** start Records provided **

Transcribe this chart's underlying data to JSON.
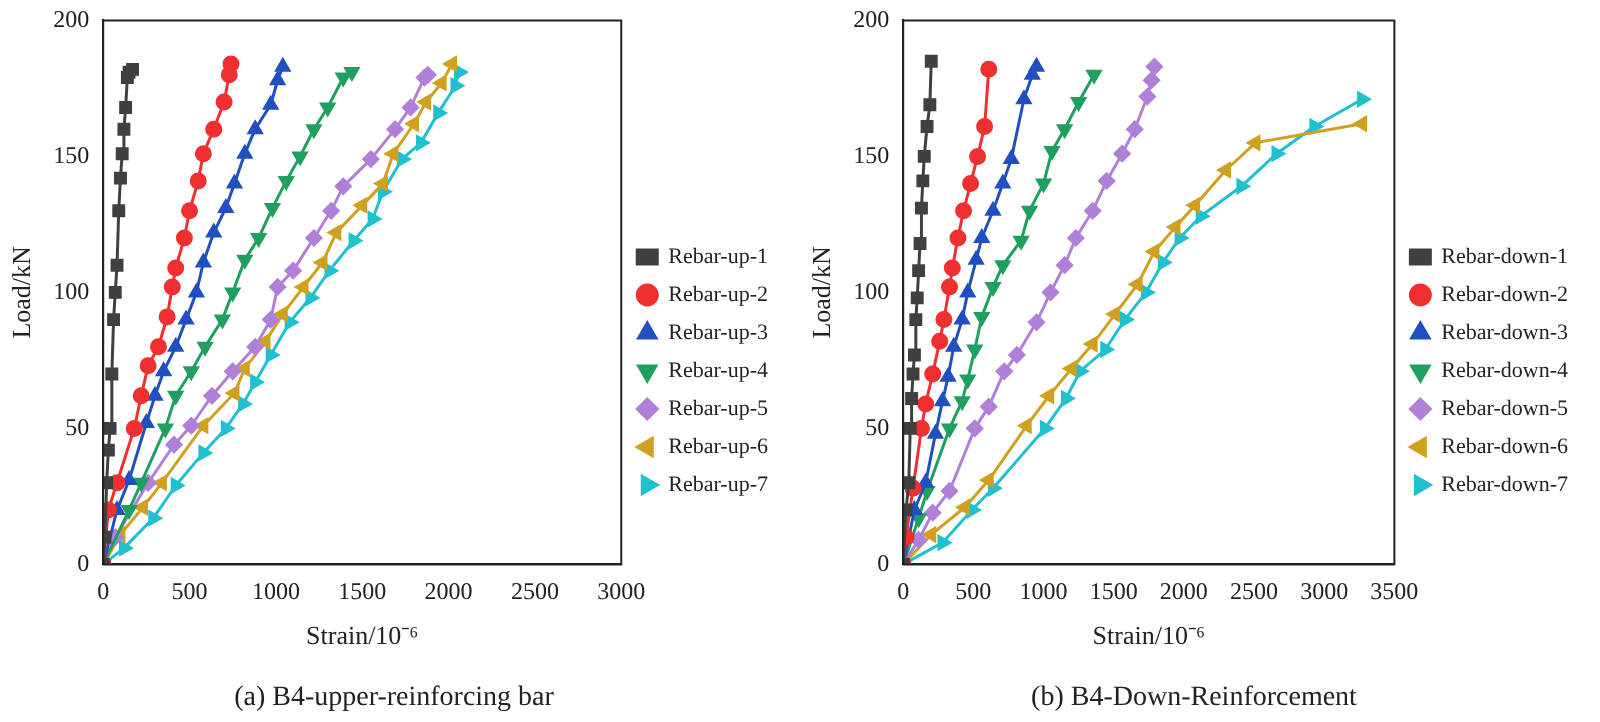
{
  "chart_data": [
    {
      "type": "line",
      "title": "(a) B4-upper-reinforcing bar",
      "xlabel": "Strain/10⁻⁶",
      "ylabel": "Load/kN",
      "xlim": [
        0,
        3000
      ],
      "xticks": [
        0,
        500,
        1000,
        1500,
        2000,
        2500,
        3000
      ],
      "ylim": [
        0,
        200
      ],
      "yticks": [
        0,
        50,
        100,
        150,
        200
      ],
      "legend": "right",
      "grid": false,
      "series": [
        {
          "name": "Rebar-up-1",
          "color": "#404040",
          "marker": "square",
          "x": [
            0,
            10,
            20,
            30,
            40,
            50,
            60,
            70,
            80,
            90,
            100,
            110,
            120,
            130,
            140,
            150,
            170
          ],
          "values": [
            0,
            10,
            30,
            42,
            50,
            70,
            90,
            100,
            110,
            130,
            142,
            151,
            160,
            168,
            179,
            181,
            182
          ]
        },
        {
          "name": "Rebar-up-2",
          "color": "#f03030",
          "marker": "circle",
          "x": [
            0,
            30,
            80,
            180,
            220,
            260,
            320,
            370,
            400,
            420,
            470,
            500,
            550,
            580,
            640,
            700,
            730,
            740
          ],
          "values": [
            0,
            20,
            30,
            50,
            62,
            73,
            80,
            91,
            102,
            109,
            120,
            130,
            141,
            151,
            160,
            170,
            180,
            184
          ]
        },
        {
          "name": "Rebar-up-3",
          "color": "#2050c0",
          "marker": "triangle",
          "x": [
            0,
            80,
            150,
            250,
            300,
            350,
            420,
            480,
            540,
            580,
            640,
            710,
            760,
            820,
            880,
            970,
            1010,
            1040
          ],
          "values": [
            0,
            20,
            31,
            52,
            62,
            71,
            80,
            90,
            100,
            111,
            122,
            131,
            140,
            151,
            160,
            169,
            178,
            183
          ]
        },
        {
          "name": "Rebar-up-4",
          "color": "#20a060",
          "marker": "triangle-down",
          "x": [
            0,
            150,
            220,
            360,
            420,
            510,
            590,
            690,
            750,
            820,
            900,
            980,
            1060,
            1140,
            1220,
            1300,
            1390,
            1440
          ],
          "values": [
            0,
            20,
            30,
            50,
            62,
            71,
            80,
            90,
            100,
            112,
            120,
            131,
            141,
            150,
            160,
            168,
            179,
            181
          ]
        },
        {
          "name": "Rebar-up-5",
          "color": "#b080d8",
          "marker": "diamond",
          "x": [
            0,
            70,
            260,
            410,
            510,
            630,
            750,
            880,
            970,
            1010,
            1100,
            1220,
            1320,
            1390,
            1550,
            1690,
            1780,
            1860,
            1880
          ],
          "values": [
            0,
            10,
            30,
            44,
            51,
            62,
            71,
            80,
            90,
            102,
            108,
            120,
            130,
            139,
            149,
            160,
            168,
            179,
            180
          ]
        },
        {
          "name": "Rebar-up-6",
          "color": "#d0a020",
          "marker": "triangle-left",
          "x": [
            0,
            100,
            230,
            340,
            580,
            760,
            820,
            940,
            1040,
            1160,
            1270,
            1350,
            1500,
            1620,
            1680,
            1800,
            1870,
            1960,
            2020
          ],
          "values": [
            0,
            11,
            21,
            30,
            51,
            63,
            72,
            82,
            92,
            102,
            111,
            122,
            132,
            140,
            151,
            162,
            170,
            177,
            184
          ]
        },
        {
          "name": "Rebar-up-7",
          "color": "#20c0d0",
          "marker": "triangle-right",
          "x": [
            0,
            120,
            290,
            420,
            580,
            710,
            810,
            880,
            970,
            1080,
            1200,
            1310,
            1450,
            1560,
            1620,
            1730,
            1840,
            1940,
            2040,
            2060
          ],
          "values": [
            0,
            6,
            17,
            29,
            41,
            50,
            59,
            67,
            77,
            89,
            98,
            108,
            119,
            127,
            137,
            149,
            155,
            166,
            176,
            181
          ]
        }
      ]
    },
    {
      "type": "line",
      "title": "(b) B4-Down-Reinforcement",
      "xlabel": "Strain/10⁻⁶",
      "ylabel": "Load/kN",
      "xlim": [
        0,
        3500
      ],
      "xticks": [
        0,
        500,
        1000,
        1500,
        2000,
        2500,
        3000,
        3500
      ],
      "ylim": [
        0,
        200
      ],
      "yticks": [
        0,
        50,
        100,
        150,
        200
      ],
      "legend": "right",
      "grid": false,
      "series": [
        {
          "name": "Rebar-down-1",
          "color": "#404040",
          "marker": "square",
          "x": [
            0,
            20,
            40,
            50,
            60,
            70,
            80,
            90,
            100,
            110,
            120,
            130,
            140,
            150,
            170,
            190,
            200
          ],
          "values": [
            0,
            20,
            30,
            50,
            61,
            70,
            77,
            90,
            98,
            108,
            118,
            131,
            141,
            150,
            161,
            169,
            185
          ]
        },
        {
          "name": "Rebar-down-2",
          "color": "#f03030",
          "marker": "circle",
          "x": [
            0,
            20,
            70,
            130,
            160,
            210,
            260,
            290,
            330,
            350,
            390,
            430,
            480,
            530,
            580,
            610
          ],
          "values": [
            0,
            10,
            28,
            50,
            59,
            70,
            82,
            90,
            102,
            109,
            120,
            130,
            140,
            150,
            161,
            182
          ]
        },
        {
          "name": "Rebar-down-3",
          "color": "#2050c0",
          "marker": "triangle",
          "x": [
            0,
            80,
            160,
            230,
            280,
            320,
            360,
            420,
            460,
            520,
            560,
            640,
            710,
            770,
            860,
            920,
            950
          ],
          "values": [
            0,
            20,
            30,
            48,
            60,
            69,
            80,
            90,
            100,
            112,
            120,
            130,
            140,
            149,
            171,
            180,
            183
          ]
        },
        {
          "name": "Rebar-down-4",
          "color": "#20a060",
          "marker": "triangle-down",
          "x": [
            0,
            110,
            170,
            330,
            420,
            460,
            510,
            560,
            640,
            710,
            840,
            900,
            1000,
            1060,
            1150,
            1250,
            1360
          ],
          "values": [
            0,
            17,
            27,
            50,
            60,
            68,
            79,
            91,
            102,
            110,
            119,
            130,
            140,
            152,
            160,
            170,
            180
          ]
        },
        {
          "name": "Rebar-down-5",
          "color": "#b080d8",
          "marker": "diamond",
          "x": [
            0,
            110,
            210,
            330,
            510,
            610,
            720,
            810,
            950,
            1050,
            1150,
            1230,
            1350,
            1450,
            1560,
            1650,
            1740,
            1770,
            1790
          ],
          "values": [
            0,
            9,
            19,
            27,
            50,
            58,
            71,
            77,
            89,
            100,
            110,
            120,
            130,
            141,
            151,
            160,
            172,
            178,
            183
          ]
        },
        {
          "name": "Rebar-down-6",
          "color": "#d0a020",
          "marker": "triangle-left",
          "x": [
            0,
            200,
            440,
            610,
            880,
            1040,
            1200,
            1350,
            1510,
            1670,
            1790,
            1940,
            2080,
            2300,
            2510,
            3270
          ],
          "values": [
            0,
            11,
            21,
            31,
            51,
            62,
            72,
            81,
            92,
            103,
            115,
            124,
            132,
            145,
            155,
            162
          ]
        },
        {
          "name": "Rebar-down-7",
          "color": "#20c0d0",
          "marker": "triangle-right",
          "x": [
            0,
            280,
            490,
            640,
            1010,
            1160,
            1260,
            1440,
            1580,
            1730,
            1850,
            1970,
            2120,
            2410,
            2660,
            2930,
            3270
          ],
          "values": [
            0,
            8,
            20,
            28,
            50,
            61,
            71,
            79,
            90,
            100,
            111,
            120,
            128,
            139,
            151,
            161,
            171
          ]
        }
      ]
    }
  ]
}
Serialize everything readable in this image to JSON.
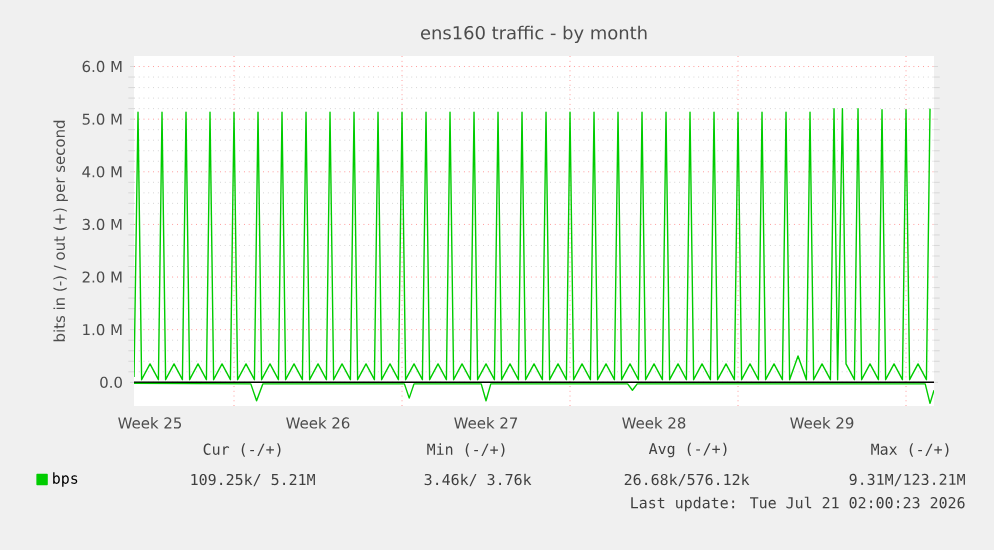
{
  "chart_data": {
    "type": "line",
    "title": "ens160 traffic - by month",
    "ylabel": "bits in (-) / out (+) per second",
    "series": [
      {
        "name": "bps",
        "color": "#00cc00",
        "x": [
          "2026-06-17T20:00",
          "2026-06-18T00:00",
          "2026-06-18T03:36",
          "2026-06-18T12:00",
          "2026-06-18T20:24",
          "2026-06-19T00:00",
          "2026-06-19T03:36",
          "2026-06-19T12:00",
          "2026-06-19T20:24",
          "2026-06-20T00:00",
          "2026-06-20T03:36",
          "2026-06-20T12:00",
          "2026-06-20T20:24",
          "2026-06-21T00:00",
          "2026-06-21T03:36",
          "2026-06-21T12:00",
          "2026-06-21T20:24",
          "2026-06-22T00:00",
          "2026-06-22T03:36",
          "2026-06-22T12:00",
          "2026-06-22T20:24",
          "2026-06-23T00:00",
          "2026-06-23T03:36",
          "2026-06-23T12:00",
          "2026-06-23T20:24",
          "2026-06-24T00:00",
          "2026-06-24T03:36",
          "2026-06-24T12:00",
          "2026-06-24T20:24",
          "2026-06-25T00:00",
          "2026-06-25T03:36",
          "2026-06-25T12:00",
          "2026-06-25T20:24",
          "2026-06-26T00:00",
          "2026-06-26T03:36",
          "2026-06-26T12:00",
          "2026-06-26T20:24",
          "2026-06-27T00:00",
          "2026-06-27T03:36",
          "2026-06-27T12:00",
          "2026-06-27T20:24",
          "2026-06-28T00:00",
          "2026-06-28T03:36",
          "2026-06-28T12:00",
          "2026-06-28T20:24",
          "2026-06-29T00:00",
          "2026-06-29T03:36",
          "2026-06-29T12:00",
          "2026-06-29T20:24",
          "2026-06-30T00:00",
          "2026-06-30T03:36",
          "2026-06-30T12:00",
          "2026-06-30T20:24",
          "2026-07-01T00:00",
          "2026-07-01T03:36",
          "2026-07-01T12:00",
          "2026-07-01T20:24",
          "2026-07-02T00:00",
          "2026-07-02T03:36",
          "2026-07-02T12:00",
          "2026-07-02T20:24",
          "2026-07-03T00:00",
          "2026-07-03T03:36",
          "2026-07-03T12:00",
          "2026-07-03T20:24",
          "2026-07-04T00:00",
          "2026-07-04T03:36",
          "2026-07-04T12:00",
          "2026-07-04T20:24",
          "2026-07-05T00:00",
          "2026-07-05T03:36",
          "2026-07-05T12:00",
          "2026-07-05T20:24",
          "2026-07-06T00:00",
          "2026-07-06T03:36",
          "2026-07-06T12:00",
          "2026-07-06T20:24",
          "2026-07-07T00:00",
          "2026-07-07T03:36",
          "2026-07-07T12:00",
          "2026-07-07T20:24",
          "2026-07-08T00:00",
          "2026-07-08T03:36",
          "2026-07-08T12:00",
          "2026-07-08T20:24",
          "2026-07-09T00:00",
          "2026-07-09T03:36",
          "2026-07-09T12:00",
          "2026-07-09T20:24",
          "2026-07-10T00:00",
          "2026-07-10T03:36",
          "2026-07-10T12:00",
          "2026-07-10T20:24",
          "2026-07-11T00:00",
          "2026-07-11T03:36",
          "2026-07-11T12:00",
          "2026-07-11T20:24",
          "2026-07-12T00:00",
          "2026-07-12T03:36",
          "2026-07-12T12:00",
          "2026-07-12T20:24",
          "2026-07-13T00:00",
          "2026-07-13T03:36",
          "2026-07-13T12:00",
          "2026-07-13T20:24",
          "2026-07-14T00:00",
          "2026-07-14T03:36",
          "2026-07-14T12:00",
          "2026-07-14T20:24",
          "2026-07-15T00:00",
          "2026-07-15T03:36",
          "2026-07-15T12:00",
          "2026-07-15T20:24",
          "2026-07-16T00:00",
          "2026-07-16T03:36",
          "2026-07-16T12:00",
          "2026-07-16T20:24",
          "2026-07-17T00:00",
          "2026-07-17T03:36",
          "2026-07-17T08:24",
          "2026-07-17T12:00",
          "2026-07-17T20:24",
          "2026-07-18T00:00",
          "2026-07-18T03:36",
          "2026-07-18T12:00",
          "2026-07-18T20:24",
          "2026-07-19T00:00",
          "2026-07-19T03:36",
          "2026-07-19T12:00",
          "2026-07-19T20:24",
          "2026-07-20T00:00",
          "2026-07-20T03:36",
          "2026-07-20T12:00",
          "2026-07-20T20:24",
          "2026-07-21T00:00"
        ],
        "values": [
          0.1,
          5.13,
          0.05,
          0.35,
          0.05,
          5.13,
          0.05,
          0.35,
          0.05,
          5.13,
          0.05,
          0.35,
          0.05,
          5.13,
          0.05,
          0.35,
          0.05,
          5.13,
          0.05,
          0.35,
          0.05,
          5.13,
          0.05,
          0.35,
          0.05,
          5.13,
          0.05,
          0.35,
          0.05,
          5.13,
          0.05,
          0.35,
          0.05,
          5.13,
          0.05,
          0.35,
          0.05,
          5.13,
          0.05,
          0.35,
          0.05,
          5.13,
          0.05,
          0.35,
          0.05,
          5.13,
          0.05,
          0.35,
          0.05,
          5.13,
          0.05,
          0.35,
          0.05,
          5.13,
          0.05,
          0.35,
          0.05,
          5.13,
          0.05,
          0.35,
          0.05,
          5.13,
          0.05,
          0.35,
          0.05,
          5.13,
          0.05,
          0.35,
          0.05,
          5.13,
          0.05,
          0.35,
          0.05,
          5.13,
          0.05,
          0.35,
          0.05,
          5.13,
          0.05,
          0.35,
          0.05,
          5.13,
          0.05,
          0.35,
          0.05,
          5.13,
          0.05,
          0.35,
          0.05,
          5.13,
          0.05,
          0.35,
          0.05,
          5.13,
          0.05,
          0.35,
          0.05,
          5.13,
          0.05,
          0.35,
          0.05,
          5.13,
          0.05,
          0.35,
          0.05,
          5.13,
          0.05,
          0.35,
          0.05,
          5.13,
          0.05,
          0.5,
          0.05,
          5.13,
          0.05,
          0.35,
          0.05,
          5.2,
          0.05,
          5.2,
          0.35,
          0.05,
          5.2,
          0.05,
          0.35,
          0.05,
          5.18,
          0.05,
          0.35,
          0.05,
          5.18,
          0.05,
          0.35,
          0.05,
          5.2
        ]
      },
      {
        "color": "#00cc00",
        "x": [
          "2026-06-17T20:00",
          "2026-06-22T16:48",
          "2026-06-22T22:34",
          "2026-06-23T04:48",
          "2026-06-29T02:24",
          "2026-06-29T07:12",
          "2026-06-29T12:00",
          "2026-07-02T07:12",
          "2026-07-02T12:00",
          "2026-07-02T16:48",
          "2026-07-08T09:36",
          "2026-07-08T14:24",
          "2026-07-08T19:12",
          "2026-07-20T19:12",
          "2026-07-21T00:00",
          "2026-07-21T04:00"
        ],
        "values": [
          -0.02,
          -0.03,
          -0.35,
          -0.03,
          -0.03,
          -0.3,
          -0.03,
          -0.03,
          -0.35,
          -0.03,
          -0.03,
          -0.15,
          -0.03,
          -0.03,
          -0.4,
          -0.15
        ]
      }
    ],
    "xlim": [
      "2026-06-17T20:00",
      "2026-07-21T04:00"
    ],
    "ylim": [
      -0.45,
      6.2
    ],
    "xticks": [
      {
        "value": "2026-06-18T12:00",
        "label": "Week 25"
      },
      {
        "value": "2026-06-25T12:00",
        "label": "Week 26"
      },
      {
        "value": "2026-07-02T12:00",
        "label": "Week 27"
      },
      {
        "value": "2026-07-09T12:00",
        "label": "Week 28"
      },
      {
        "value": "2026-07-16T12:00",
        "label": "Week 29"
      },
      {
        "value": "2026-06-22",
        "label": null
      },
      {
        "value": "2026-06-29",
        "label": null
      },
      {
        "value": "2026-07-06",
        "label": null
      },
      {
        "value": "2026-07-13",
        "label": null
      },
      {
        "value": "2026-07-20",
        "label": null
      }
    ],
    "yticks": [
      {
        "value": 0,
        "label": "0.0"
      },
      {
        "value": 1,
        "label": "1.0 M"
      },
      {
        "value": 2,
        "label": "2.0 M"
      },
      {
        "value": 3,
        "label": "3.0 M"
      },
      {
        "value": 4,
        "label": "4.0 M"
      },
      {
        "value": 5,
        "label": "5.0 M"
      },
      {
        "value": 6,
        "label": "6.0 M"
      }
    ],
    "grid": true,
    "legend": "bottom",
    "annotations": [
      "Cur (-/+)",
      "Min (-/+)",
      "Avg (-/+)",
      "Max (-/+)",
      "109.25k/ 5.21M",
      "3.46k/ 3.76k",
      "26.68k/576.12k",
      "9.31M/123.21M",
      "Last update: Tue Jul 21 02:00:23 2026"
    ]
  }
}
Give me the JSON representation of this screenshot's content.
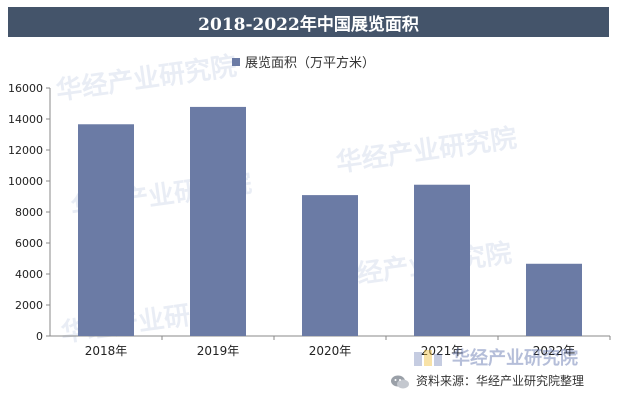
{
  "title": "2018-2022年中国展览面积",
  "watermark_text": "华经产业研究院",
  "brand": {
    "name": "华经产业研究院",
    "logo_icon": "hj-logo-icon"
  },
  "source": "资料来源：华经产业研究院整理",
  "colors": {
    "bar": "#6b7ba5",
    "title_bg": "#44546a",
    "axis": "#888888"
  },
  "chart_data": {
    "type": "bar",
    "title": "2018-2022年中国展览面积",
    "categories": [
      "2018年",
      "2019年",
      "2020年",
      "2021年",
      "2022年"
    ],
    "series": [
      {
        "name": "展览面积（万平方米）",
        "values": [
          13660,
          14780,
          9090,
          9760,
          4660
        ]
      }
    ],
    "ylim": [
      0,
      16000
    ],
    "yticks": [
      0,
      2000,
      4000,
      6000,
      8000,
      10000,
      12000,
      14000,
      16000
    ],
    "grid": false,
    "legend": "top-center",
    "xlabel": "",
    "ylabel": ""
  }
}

** end Records provided **

Exercise goal:
Extract the run of lines beginning with the line that holds "Give me the" and ending at the last line of the data, inclusive. Exclude any pictures from the copy.

Solution for this exercise:
Give me the JSON representation of this screenshot's content.
{
  "title": "2018-2022年中国展览面积",
  "watermark_text": "华经产业研究院",
  "brand": {
    "name": "华经产业研究院",
    "logo_icon": "hj-logo-icon"
  },
  "source": "资料来源：华经产业研究院整理",
  "colors": {
    "bar": "#6b7ba5",
    "title_bg": "#44546a",
    "axis": "#888888"
  },
  "chart_data": {
    "type": "bar",
    "title": "2018-2022年中国展览面积",
    "categories": [
      "2018年",
      "2019年",
      "2020年",
      "2021年",
      "2022年"
    ],
    "series": [
      {
        "name": "展览面积（万平方米）",
        "values": [
          13660,
          14780,
          9090,
          9760,
          4660
        ]
      }
    ],
    "ylim": [
      0,
      16000
    ],
    "yticks": [
      0,
      2000,
      4000,
      6000,
      8000,
      10000,
      12000,
      14000,
      16000
    ],
    "grid": false,
    "legend": "top-center",
    "xlabel": "",
    "ylabel": ""
  }
}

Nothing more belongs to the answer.